Find each line with the string "cosmics" and copy it.

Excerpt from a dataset
--
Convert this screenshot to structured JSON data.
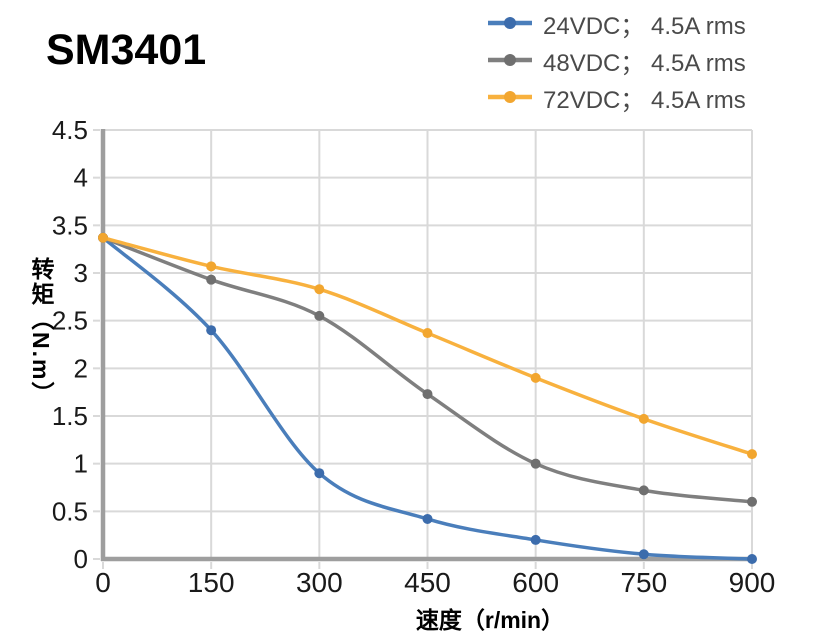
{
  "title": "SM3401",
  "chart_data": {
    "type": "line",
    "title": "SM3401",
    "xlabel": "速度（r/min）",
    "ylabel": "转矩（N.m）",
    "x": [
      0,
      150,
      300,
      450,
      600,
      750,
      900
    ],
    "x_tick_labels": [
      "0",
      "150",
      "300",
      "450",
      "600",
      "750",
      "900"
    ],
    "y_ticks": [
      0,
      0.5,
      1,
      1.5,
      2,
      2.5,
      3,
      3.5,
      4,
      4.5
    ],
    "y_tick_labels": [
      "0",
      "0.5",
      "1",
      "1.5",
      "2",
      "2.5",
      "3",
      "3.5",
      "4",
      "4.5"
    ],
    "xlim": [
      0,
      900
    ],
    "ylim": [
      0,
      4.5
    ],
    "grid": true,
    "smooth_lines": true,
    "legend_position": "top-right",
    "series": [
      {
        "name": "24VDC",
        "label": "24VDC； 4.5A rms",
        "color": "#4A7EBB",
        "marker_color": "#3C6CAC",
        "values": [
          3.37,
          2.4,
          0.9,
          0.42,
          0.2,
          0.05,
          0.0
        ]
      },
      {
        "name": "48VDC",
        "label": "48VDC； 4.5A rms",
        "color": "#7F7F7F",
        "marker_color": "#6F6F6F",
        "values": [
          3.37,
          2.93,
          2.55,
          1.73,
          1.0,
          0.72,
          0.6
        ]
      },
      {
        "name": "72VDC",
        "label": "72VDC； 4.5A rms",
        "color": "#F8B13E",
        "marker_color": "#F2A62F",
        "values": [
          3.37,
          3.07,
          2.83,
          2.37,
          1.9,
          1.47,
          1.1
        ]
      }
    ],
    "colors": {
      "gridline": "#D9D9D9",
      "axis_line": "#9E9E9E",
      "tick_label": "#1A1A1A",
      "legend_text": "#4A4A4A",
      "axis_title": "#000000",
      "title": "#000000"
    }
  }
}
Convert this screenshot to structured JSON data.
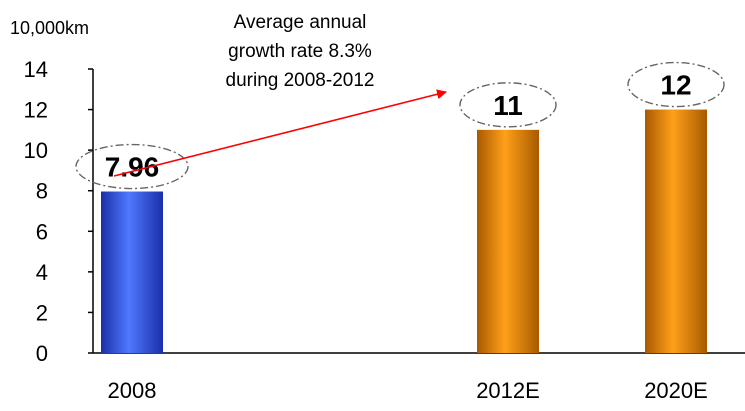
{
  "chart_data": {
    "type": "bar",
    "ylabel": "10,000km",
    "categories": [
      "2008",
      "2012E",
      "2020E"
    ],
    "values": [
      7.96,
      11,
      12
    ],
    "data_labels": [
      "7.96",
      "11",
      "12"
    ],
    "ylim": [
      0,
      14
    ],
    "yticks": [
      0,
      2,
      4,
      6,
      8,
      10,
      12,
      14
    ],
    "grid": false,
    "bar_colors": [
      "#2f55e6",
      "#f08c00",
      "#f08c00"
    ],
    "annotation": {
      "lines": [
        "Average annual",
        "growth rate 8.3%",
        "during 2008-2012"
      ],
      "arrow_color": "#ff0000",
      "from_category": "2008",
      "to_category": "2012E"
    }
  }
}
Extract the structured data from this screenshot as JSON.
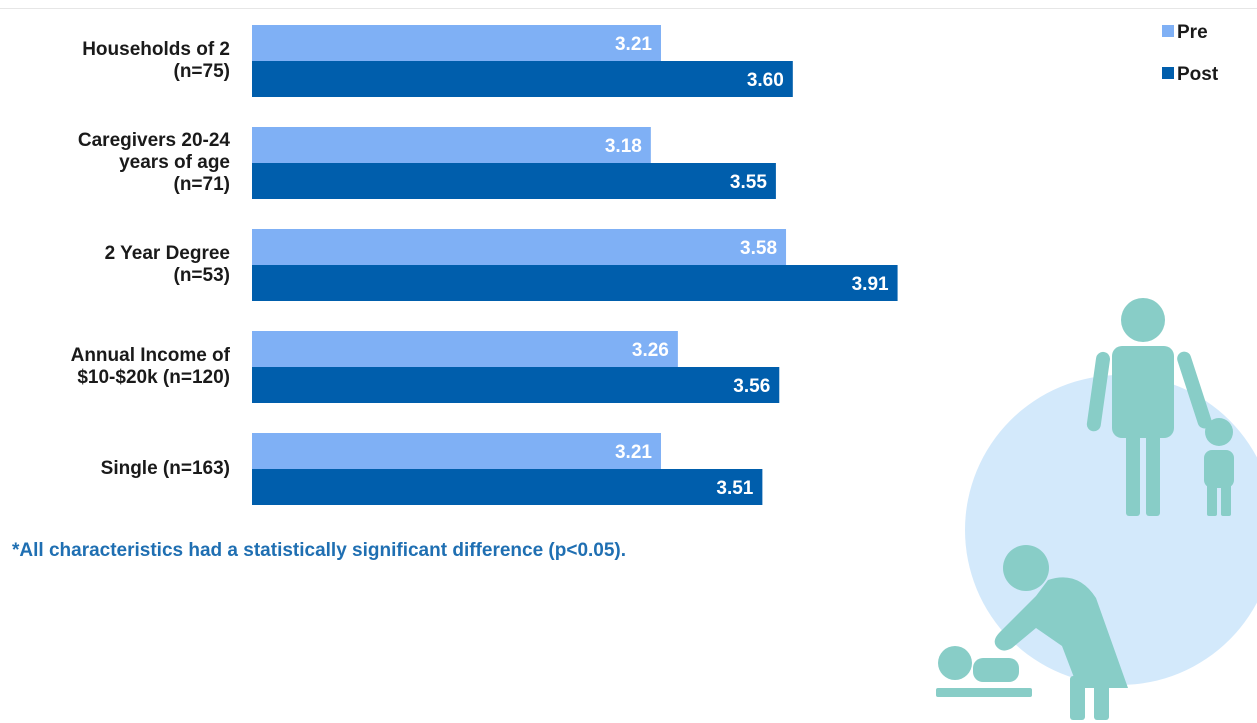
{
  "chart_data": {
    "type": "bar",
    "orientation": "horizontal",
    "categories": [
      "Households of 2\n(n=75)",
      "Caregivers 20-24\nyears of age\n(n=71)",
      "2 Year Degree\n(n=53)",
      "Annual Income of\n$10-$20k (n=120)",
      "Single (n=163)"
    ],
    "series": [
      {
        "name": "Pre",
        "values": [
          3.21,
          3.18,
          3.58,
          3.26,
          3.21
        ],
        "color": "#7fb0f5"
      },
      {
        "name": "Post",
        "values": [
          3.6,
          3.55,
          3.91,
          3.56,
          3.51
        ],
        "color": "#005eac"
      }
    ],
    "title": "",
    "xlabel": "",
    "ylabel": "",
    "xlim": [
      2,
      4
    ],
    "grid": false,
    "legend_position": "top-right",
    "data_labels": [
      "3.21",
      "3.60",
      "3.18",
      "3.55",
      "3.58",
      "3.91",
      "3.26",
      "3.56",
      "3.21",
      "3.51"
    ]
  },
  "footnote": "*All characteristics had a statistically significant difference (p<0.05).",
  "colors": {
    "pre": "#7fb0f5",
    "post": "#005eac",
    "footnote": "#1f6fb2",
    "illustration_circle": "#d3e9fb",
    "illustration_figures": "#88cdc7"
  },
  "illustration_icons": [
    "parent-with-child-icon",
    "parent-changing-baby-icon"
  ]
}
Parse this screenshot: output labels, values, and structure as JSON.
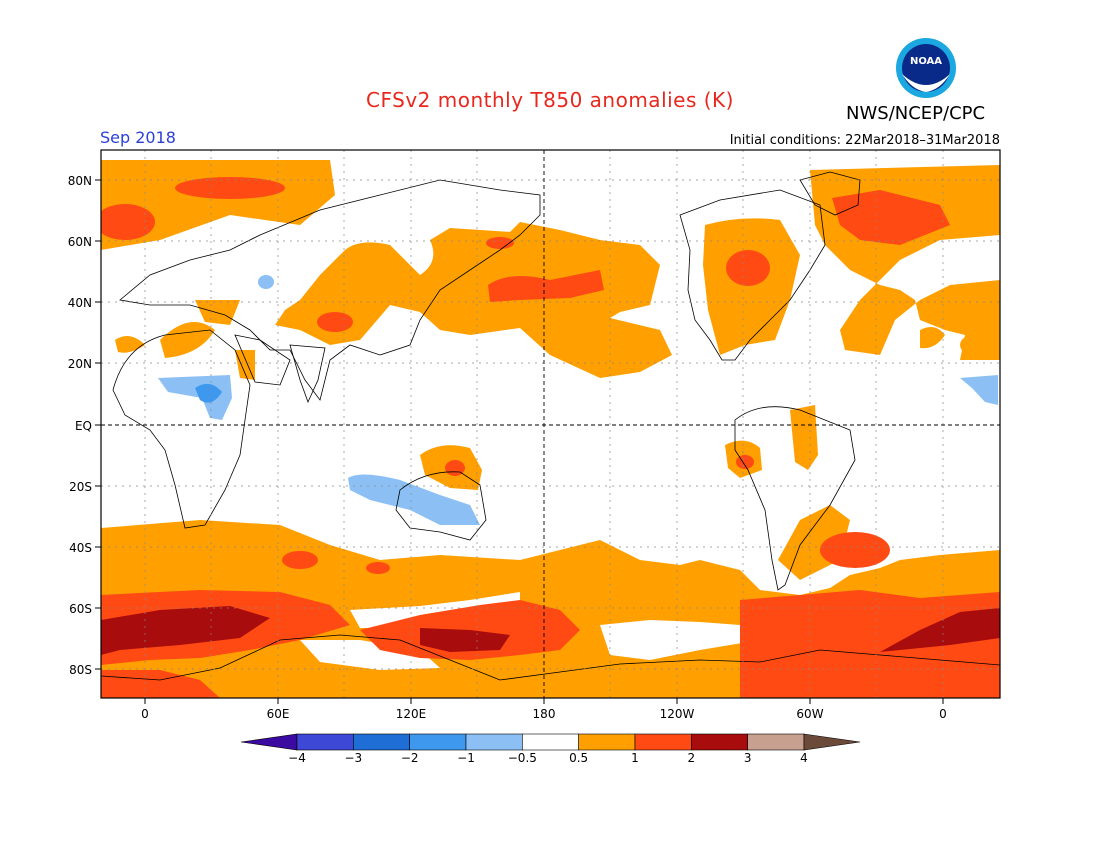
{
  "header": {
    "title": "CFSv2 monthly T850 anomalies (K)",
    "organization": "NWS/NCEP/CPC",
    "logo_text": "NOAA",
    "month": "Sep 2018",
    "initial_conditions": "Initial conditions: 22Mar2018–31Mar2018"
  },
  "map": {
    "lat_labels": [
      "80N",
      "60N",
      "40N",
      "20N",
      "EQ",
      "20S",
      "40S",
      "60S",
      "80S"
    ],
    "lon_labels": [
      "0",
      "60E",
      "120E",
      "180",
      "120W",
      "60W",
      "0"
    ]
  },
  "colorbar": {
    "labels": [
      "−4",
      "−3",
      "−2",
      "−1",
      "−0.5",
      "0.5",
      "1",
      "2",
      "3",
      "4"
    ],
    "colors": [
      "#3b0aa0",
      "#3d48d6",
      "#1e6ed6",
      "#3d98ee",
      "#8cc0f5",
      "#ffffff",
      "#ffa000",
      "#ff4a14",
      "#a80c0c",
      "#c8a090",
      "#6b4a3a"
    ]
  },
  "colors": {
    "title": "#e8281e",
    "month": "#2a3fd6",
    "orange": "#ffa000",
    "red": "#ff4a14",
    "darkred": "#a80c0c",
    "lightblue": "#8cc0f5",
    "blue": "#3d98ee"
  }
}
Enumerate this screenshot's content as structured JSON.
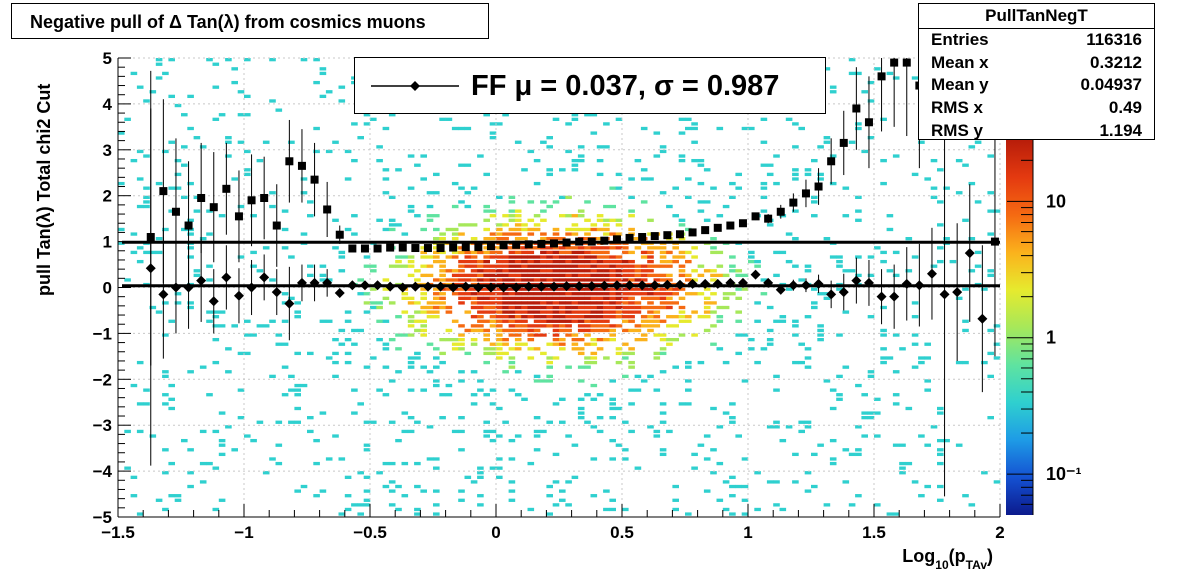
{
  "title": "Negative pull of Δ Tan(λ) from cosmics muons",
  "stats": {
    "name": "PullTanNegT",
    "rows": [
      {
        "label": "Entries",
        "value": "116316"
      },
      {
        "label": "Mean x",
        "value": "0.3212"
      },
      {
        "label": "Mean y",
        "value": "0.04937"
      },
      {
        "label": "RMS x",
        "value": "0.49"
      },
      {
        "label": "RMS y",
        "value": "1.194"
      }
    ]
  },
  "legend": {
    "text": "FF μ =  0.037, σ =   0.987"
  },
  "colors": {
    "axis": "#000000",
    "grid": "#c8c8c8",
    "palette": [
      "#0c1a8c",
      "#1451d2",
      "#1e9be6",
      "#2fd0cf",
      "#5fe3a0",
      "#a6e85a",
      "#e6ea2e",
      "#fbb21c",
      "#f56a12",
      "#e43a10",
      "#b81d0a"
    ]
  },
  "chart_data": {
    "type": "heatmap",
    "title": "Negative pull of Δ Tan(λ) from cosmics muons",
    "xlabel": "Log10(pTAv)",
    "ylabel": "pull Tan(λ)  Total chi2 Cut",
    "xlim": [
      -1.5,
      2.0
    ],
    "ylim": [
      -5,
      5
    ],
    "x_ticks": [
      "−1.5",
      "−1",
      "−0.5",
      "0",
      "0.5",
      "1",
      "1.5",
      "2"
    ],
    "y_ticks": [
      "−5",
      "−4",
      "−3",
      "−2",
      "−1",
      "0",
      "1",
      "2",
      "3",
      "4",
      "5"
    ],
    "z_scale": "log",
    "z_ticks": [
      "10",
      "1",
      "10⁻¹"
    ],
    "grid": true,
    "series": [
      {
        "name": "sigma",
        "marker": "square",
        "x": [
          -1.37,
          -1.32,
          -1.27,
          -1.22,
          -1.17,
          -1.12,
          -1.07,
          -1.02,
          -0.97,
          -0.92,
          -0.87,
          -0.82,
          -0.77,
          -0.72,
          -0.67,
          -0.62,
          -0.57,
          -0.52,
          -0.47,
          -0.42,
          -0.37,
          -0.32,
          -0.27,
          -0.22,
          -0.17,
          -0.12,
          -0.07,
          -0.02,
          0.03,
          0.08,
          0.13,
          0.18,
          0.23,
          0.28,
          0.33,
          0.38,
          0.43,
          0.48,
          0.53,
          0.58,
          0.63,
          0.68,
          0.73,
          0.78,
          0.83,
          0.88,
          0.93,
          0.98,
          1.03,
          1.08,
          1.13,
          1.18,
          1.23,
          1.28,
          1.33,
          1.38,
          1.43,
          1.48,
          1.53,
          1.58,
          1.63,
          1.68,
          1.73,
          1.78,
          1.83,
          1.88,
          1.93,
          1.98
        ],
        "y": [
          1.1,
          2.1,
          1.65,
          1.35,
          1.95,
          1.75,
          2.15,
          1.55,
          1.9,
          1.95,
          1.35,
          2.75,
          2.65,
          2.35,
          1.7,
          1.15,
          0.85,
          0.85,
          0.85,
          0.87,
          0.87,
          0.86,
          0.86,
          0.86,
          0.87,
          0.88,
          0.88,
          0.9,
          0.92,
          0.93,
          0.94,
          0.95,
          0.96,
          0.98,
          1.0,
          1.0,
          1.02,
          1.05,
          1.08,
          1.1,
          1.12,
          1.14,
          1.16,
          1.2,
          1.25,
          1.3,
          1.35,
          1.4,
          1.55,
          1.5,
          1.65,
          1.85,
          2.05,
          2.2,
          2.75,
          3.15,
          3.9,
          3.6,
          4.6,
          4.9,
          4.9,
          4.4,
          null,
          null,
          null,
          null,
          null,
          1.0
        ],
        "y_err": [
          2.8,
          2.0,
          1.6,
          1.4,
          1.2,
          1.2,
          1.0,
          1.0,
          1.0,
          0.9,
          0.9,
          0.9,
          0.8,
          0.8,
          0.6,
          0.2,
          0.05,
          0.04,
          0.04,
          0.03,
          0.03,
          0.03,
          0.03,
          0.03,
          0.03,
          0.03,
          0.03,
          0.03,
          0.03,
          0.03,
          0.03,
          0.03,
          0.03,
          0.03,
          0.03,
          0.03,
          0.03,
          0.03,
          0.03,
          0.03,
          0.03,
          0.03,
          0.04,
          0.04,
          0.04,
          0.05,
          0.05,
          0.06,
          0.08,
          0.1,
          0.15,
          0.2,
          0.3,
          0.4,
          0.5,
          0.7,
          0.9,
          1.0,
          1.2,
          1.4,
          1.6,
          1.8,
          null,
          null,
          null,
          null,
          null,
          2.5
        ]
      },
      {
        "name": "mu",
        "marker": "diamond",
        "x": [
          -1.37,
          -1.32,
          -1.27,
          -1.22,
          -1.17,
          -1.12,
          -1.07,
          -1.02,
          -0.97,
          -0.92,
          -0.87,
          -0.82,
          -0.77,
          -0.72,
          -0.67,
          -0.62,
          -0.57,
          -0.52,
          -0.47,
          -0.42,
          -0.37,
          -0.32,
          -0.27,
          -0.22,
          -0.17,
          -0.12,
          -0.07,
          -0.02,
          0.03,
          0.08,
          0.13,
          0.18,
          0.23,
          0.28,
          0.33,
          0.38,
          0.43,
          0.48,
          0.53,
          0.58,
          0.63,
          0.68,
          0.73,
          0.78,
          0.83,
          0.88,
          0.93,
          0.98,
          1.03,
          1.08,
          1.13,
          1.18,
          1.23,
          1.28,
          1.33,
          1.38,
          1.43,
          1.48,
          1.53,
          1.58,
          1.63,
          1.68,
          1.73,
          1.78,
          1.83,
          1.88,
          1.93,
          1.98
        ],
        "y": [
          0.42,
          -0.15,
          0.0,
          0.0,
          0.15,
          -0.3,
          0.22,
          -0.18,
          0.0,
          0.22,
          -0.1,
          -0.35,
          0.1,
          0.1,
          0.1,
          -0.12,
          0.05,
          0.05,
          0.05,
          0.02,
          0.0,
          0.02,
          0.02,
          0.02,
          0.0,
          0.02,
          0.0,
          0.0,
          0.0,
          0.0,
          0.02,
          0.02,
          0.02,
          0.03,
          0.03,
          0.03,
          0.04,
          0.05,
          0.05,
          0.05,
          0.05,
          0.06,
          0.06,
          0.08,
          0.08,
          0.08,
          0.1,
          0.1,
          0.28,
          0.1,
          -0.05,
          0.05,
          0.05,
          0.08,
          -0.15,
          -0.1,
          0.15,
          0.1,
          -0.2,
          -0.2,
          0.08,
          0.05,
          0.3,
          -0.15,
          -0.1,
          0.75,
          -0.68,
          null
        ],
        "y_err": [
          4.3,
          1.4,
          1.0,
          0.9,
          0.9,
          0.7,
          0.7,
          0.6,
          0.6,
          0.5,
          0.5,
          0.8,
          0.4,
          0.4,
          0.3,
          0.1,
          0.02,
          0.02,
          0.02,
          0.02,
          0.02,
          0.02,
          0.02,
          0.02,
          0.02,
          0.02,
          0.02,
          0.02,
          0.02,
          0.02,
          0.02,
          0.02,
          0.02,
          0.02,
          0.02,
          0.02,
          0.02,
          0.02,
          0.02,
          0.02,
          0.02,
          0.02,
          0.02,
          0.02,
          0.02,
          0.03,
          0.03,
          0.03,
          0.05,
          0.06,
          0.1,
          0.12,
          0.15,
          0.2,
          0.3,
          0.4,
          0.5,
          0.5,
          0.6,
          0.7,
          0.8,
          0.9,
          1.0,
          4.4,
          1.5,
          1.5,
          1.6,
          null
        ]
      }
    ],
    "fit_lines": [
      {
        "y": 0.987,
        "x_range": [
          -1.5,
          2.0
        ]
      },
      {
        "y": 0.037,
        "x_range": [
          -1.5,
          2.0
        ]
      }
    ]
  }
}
--
▶ **Solution to the problem**
  "title": "Negative pull of Δ Tan(λ) from cosmics muons",
    "title": "Negative pull of Δ Tan(λ) from cosmics muons",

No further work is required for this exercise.